_Exercise brief:_ Transcribe all of the material exactly.

BEGIN Supplied entries

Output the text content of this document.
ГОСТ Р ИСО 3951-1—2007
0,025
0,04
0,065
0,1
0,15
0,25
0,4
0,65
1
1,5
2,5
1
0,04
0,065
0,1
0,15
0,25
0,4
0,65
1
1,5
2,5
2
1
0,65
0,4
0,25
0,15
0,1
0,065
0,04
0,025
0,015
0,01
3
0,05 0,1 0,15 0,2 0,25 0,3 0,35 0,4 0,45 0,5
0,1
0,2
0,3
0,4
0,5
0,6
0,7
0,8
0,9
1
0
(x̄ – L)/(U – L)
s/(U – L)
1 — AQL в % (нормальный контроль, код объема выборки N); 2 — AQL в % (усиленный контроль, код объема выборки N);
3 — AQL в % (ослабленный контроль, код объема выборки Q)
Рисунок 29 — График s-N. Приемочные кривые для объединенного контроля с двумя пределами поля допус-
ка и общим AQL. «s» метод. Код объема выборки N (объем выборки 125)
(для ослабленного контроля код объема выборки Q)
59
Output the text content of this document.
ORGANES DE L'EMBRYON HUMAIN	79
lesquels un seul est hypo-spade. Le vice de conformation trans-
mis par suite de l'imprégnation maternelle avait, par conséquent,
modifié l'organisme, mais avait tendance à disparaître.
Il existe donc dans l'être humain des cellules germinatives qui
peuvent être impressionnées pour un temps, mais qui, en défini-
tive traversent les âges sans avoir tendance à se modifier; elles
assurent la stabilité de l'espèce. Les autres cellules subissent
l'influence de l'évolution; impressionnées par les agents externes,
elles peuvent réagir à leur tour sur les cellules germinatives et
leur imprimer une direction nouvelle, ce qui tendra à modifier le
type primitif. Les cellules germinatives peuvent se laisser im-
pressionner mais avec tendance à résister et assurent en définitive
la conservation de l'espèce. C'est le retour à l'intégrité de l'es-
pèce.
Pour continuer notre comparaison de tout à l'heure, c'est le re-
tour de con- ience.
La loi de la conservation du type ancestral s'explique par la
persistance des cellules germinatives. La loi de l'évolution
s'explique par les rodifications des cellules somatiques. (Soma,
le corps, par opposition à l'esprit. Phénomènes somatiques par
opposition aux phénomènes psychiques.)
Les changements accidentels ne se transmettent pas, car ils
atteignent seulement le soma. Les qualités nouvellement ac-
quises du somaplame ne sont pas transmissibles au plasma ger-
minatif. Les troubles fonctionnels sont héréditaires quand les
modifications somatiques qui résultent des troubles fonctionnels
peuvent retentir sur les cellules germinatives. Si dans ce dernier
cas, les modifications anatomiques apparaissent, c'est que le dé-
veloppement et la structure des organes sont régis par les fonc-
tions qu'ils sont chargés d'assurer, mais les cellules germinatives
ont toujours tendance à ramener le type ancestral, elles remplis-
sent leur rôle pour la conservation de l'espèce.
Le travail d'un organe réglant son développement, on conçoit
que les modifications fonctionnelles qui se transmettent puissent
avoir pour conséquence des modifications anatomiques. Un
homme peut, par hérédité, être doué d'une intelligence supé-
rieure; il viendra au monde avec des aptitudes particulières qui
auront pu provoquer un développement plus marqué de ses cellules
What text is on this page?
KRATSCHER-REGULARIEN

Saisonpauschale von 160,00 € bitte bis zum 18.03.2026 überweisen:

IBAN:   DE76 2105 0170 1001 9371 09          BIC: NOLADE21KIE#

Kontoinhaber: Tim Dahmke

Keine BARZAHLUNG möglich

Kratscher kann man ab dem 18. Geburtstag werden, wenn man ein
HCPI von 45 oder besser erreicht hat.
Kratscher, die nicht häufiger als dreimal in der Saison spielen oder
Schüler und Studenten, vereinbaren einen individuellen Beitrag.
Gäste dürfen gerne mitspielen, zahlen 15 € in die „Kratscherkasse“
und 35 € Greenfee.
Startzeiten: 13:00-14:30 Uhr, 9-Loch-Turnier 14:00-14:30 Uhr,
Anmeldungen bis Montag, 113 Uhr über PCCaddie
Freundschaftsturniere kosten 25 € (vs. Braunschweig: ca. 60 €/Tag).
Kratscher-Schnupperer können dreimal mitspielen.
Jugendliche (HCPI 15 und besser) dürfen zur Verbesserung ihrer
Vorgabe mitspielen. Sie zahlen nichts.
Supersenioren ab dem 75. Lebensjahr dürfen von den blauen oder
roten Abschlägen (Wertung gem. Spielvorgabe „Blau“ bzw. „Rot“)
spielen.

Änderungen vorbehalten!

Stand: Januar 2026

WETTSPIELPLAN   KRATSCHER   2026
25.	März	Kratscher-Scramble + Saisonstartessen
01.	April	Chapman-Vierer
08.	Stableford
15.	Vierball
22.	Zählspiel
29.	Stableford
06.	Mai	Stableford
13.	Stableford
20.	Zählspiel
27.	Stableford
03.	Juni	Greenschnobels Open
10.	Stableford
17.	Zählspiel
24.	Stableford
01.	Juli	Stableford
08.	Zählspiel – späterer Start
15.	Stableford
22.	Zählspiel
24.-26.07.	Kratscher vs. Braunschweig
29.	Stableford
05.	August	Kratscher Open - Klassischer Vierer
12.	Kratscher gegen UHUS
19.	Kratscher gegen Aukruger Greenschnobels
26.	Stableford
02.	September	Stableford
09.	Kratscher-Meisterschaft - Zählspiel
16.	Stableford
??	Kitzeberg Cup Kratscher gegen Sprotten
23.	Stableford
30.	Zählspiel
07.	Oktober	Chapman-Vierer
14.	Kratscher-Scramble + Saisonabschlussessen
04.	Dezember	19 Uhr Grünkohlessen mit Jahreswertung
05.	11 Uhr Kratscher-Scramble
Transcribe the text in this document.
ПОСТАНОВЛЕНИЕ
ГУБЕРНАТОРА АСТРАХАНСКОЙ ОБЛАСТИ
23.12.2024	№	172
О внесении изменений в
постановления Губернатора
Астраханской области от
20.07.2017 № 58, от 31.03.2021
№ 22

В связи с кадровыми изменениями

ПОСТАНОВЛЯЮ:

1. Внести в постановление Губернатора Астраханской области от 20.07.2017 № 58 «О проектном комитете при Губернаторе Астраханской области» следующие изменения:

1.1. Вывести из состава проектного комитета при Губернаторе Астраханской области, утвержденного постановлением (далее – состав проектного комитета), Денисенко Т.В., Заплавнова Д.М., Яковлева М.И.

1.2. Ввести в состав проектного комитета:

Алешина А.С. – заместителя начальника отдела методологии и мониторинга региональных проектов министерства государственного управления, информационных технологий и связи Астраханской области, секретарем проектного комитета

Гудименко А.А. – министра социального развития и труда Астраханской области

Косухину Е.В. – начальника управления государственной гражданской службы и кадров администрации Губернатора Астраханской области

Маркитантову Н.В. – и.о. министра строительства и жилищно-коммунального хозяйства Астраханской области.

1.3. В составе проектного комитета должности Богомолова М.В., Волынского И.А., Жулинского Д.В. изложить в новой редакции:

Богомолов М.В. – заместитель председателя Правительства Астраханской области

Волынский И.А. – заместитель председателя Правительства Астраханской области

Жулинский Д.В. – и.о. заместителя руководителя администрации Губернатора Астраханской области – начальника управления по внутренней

END Supplied entries

_Solution:_
Output the text content of this document.
ГОСТ Р ИСО 3951-1—2007
0,025
0,04
0,065
0,1
0,15
0,25
0,4
0,65
1
1,5
2,5
1
0,04
0,065
0,1
0,15
0,25
0,4
0,65
1
1,5
2,5
2
1
0,65
0,4
0,25
0,15
0,1
0,065
0,04
0,025
0,015
0,01
3
0,05 0,1 0,15 0,2 0,25 0,3 0,35 0,4 0,45 0,5
0,1
0,2
0,3
0,4
0,5
0,6
0,7
0,8
0,9
1
0
(x̄ – L)/(U – L)
s/(U – L)
1 — AQL в % (нормальный контроль, код объема выборки N); 2 — AQL в % (усиленный контроль, код объема выборки N);
3 — AQL в % (ослабленный контроль, код объема выборки Q)
Рисунок 29 — График s-N. Приемочные кривые для объединенного контроля с двумя пределами поля допус-
ка и общим AQL. «s» метод. Код объема выборки N (объем выборки 125)
(для ослабленного контроля код объема выборки Q)
59
Output the text content of this document.
ORGANES DE L'EMBRYON HUMAIN	79
lesquels un seul est hypo-spade. Le vice de conformation trans-
mis par suite de l'imprégnation maternelle avait, par conséquent,
modifié l'organisme, mais avait tendance à disparaître.
Il existe donc dans l'être humain des cellules germinatives qui
peuvent être impressionnées pour un temps, mais qui, en défini-
tive traversent les âges sans avoir tendance à se modifier; elles
assurent la stabilité de l'espèce. Les autres cellules subissent
l'influence de l'évolution; impressionnées par les agents externes,
elles peuvent réagir à leur tour sur les cellules germinatives et
leur imprimer une direction nouvelle, ce qui tendra à modifier le
type primitif. Les cellules germinatives peuvent se laisser im-
pressionner mais avec tendance à résister et assurent en définitive
la conservation de l'espèce. C'est le retour à l'intégrité de l'es-
pèce.
Pour continuer notre comparaison de tout à l'heure, c'est le re-
tour de con- ience.
La loi de la conservation du type ancestral s'explique par la
persistance des cellules germinatives. La loi de l'évolution
s'explique par les rodifications des cellules somatiques. (Soma,
le corps, par opposition à l'esprit. Phénomènes somatiques par
opposition aux phénomènes psychiques.)
Les changements accidentels ne se transmettent pas, car ils
atteignent seulement le soma. Les qualités nouvellement ac-
quises du somaplame ne sont pas transmissibles au plasma ger-
minatif. Les troubles fonctionnels sont héréditaires quand les
modifications somatiques qui résultent des troubles fonctionnels
peuvent retentir sur les cellules germinatives. Si dans ce dernier
cas, les modifications anatomiques apparaissent, c'est que le dé-
veloppement et la structure des organes sont régis par les fonc-
tions qu'ils sont chargés d'assurer, mais les cellules germinatives
ont toujours tendance à ramener le type ancestral, elles remplis-
sent leur rôle pour la conservation de l'espèce.
Le travail d'un organe réglant son développement, on conçoit
que les modifications fonctionnelles qui se transmettent puissent
avoir pour conséquence des modifications anatomiques. Un
homme peut, par hérédité, être doué d'une intelligence supé-
rieure; il viendra au monde avec des aptitudes particulières qui
auront pu provoquer un développement plus marqué de ses cellules
What text is on this page?
KRATSCHER-REGULARIEN

Saisonpauschale von 160,00 € bitte bis zum 18.03.2026 überweisen:

IBAN:   DE76 2105 0170 1001 9371 09          BIC: NOLADE21KIE#

Kontoinhaber: Tim Dahmke

Keine BARZAHLUNG möglich

Kratscher kann man ab dem 18. Geburtstag werden, wenn man ein
HCPI von 45 oder besser erreicht hat.
Kratscher, die nicht häufiger als dreimal in der Saison spielen oder
Schüler und Studenten, vereinbaren einen individuellen Beitrag.
Gäste dürfen gerne mitspielen, zahlen 15 € in die „Kratscherkasse“
und 35 € Greenfee.
Startzeiten: 13:00-14:30 Uhr, 9-Loch-Turnier 14:00-14:30 Uhr,
Anmeldungen bis Montag, 113 Uhr über PCCaddie
Freundschaftsturniere kosten 25 € (vs. Braunschweig: ca. 60 €/Tag).
Kratscher-Schnupperer können dreimal mitspielen.
Jugendliche (HCPI 15 und besser) dürfen zur Verbesserung ihrer
Vorgabe mitspielen. Sie zahlen nichts.
Supersenioren ab dem 75. Lebensjahr dürfen von den blauen oder
roten Abschlägen (Wertung gem. Spielvorgabe „Blau“ bzw. „Rot“)
spielen.

Änderungen vorbehalten!

Stand: Januar 2026

WETTSPIELPLAN   KRATSCHER   2026
25.	März	Kratscher-Scramble + Saisonstartessen
01.	April	Chapman-Vierer
08.	Stableford
15.	Vierball
22.	Zählspiel
29.	Stableford
06.	Mai	Stableford
13.	Stableford
20.	Zählspiel
27.	Stableford
03.	Juni	Greenschnobels Open
10.	Stableford
17.	Zählspiel
24.	Stableford
01.	Juli	Stableford
08.	Zählspiel – späterer Start
15.	Stableford
22.	Zählspiel
24.-26.07.	Kratscher vs. Braunschweig
29.	Stableford
05.	August	Kratscher Open - Klassischer Vierer
12.	Kratscher gegen UHUS
19.	Kratscher gegen Aukruger Greenschnobels
26.	Stableford
02.	September	Stableford
09.	Kratscher-Meisterschaft - Zählspiel
16.	Stableford
??	Kitzeberg Cup Kratscher gegen Sprotten
23.	Stableford
30.	Zählspiel
07.	Oktober	Chapman-Vierer
14.	Kratscher-Scramble + Saisonabschlussessen
04.	Dezember	19 Uhr Grünkohlessen mit Jahreswertung
05.	11 Uhr Kratscher-Scramble
Transcribe the text in this document.
ПОСТАНОВЛЕНИЕ
ГУБЕРНАТОРА АСТРАХАНСКОЙ ОБЛАСТИ
23.12.2024	№	172
О внесении изменений в
постановления Губернатора
Астраханской области от
20.07.2017 № 58, от 31.03.2021
№ 22

В связи с кадровыми изменениями

ПОСТАНОВЛЯЮ:

1. Внести в постановление Губернатора Астраханской области от 20.07.2017 № 58 «О проектном комитете при Губернаторе Астраханской области» следующие изменения:

1.1. Вывести из состава проектного комитета при Губернаторе Астраханской области, утвержденного постановлением (далее – состав проектного комитета), Денисенко Т.В., Заплавнова Д.М., Яковлева М.И.

1.2. Ввести в состав проектного комитета:

Алешина А.С. – заместителя начальника отдела методологии и мониторинга региональных проектов министерства государственного управления, информационных технологий и связи Астраханской области, секретарем проектного комитета

Гудименко А.А. – министра социального развития и труда Астраханской области

Косухину Е.В. – начальника управления государственной гражданской службы и кадров администрации Губернатора Астраханской области

Маркитантову Н.В. – и.о. министра строительства и жилищно-коммунального хозяйства Астраханской области.

1.3. В составе проектного комитета должности Богомолова М.В., Волынского И.А., Жулинского Д.В. изложить в новой редакции:

Богомолов М.В. – заместитель председателя Правительства Астраханской области

Волынский И.А. – заместитель председателя Правительства Астраханской области

Жулинский Д.В. – и.о. заместителя руководителя администрации Губернатора Астраханской области – начальника управления по внутренней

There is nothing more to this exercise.